**TASK OBJECTIVE**
Filter for the word "Level" and keep each matching line.

**RECORDS SHOWN**
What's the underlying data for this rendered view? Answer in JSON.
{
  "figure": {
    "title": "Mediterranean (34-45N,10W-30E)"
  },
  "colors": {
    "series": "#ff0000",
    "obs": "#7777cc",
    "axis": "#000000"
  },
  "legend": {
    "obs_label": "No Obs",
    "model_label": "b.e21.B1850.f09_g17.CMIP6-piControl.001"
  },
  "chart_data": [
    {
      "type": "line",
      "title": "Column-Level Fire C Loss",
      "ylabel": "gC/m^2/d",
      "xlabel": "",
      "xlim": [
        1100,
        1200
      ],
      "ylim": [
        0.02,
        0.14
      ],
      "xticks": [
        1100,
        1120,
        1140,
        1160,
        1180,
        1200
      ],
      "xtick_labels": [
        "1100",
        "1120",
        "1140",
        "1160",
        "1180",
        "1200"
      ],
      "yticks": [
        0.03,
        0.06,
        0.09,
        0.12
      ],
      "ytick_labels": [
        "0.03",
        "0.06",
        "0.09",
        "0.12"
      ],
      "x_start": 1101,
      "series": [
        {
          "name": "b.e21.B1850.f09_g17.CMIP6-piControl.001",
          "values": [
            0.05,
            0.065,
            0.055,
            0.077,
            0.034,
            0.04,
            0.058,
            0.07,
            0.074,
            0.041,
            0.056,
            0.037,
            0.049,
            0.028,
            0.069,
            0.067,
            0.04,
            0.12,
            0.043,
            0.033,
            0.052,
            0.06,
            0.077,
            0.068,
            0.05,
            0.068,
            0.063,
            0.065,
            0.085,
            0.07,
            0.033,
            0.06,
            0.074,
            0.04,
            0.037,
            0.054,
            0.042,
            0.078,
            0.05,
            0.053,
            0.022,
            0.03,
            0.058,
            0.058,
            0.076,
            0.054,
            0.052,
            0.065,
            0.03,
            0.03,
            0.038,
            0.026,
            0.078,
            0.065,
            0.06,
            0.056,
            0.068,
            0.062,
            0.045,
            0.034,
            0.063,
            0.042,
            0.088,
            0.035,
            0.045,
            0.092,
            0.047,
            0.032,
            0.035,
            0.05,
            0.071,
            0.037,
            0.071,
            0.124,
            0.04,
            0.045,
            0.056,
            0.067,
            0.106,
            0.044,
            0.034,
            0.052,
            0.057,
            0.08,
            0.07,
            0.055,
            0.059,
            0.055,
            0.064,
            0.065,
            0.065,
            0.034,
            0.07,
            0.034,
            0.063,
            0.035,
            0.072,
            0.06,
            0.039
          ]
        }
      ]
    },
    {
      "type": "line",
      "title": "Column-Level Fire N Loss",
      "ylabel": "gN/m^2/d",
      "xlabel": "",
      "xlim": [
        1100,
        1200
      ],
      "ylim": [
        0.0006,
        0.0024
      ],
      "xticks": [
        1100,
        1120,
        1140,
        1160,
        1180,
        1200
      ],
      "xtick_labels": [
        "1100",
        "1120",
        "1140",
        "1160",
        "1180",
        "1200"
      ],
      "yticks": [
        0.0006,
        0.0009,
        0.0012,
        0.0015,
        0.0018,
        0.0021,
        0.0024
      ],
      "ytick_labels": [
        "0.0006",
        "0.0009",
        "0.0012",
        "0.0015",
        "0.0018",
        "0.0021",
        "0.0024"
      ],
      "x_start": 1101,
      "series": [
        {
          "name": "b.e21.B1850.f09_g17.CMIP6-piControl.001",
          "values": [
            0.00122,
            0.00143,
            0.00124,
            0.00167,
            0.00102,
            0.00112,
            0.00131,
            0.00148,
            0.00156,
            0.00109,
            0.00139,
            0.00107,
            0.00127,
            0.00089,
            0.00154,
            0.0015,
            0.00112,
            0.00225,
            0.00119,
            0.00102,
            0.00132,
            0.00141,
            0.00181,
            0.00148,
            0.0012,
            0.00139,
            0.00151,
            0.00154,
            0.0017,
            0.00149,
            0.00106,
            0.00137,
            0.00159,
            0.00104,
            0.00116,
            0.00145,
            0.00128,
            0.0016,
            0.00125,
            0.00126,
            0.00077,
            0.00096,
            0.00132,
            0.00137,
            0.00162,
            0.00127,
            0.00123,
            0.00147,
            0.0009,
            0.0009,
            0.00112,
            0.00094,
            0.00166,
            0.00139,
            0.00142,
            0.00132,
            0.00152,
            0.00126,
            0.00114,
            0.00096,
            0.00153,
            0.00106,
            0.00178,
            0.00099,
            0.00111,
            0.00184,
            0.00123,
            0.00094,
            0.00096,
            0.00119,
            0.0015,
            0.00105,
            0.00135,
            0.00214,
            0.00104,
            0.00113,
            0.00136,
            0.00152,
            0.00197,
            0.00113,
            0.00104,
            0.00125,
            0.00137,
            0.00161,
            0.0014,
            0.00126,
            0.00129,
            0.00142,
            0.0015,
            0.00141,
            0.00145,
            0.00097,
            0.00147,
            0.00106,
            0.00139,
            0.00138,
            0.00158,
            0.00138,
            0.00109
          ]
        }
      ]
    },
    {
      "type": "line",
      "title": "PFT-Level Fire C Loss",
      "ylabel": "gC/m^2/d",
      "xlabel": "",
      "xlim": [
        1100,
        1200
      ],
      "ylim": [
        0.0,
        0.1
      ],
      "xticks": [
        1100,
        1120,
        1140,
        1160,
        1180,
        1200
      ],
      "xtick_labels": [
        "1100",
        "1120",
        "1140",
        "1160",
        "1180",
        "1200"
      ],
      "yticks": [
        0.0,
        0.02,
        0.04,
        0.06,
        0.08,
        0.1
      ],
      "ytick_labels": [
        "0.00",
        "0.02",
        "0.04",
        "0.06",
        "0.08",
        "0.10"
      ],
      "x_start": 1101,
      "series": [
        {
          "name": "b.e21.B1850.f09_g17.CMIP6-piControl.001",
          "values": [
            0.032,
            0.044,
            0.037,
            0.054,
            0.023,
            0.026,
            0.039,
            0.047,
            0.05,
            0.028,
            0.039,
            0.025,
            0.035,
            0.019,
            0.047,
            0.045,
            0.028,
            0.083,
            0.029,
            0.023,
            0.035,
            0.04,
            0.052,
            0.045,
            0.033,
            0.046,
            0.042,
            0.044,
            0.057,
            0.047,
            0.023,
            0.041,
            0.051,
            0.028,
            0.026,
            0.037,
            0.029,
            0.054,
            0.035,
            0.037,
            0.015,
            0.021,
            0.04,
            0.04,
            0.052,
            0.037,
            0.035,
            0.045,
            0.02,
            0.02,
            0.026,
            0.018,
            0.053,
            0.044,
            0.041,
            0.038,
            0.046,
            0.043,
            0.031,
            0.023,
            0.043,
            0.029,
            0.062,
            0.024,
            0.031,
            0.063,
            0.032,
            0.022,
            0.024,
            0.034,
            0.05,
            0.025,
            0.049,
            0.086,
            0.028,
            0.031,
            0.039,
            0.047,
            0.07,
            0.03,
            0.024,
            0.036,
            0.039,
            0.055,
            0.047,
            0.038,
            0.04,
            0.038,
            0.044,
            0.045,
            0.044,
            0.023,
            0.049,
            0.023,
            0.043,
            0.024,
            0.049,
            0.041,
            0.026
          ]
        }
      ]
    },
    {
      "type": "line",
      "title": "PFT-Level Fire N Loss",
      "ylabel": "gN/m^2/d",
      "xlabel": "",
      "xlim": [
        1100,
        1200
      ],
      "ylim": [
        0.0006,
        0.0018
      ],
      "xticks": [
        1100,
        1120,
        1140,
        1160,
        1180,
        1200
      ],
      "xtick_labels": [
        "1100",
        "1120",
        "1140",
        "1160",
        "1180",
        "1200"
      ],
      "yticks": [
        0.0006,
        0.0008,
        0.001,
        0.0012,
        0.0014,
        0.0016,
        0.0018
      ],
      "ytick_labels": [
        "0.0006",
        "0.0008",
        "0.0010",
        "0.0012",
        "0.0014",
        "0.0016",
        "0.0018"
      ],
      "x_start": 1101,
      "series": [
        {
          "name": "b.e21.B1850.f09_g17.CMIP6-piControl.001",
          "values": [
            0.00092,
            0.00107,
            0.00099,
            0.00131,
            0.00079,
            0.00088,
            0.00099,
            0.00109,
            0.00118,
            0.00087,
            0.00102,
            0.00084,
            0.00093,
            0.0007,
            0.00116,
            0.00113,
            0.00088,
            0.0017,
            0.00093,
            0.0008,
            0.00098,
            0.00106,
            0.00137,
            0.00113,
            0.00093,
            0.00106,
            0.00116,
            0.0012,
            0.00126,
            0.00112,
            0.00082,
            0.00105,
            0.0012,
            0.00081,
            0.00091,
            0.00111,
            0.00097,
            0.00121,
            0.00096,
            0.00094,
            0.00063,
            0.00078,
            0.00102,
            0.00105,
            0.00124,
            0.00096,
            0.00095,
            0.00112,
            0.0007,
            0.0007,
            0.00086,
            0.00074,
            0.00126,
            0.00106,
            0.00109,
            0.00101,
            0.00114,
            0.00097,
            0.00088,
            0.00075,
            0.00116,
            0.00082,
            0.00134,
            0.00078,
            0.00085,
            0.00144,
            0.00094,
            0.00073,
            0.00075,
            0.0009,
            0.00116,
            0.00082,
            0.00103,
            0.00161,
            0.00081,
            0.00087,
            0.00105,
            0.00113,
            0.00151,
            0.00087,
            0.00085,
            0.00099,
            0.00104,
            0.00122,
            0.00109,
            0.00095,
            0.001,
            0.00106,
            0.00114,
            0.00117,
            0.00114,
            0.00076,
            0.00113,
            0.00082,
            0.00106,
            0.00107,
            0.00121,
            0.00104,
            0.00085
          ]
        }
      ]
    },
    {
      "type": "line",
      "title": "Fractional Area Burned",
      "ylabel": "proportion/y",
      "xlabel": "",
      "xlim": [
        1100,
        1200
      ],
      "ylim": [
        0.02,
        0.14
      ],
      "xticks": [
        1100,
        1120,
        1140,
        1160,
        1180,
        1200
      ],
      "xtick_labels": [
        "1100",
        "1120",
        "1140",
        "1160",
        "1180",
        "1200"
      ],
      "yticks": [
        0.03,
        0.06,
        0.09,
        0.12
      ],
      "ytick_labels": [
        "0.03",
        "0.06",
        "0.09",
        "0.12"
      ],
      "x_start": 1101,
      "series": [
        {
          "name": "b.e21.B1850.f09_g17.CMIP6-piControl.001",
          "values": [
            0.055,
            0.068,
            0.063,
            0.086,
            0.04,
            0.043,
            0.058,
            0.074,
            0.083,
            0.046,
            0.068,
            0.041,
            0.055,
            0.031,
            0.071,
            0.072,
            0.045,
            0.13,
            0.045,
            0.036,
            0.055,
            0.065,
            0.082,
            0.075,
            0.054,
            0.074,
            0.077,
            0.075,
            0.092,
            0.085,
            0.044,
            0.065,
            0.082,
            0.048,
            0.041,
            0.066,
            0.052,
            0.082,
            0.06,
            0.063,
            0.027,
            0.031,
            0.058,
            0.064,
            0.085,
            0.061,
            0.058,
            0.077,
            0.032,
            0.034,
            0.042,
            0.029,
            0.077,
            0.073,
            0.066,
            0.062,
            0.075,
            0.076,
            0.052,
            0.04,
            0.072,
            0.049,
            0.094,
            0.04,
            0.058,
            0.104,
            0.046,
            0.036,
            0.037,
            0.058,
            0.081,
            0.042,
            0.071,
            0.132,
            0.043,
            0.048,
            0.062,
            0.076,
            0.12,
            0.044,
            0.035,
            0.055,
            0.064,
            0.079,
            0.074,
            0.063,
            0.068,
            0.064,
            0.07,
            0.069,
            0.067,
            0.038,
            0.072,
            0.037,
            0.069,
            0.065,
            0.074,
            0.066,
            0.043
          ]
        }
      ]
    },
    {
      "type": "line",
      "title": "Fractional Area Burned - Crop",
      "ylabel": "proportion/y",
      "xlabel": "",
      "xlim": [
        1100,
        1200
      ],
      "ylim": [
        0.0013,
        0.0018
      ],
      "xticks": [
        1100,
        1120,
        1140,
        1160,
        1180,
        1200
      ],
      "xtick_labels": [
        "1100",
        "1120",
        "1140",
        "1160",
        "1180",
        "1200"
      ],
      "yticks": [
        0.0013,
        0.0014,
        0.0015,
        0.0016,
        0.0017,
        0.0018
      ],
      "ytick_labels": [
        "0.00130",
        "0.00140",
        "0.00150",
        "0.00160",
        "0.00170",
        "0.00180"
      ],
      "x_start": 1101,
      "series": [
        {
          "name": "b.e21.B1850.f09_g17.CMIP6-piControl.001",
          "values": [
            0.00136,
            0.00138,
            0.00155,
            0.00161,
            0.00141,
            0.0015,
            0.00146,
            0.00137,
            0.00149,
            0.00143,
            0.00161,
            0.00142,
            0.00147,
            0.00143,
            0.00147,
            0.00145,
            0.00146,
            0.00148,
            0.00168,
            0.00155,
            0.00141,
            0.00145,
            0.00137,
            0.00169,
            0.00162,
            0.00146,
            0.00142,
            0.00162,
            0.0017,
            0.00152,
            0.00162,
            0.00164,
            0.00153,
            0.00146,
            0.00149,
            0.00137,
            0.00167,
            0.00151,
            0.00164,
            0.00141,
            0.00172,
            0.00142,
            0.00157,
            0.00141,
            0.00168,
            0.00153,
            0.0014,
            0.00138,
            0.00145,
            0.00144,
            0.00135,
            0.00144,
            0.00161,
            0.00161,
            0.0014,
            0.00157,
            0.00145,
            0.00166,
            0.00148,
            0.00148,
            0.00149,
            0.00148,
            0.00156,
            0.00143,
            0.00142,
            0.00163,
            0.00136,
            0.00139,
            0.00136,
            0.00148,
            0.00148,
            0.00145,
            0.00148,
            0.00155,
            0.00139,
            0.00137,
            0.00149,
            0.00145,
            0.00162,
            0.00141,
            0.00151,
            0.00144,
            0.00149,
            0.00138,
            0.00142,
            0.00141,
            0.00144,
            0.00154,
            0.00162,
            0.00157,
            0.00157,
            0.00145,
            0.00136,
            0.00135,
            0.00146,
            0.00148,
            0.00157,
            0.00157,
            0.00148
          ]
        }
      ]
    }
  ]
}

**WORKED ANSWER**
      "title": "Column-Level Fire C Loss",
      "title": "Column-Level Fire N Loss",
      "title": "PFT-Level Fire C Loss",
      "title": "PFT-Level Fire N Loss",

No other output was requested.